— CHALLENGE —
Copy out the data below verbatim.

━━━ TASK DATA ━━━

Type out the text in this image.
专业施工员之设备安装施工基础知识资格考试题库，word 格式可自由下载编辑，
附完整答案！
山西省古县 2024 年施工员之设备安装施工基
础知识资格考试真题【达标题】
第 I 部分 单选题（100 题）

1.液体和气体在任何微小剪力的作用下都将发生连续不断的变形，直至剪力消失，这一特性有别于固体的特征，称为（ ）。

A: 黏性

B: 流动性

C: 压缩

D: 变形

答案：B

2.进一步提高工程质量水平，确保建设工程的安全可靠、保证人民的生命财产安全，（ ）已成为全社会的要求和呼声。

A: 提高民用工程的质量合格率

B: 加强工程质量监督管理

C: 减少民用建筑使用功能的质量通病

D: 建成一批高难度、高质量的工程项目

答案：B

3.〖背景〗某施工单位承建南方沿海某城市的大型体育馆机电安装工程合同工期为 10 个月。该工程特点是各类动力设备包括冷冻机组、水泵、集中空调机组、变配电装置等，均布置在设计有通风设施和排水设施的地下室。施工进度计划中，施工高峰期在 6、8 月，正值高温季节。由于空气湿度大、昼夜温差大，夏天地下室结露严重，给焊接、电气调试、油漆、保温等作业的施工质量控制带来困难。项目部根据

━━━

— RESULT —
Type out the text in this image.
专业施工员之设备安装施工基础知识资格考试题库，word 格式可自由下载编辑，
附完整答案！
山西省古县 2024 年施工员之设备安装施工基
础知识资格考试真题【达标题】
第 I 部分 单选题（100 题）

1.液体和气体在任何微小剪力的作用下都将发生连续不断的变形，直至剪力消失，这一特性有别于固体的特征，称为（ ）。

A: 黏性

B: 流动性

C: 压缩

D: 变形

答案：B

2.进一步提高工程质量水平，确保建设工程的安全可靠、保证人民的生命财产安全，（ ）已成为全社会的要求和呼声。

A: 提高民用工程的质量合格率

B: 加强工程质量监督管理

C: 减少民用建筑使用功能的质量通病

D: 建成一批高难度、高质量的工程项目

答案：B

3.〖背景〗某施工单位承建南方沿海某城市的大型体育馆机电安装工程合同工期为 10 个月。该工程特点是各类动力设备包括冷冻机组、水泵、集中空调机组、变配电装置等，均布置在设计有通风设施和排水设施的地下室。施工进度计划中，施工高峰期在 6、8 月，正值高温季节。由于空气湿度大、昼夜温差大，夏天地下室结露严重，给焊接、电气调试、油漆、保温等作业的施工质量控制带来困难。项目部根据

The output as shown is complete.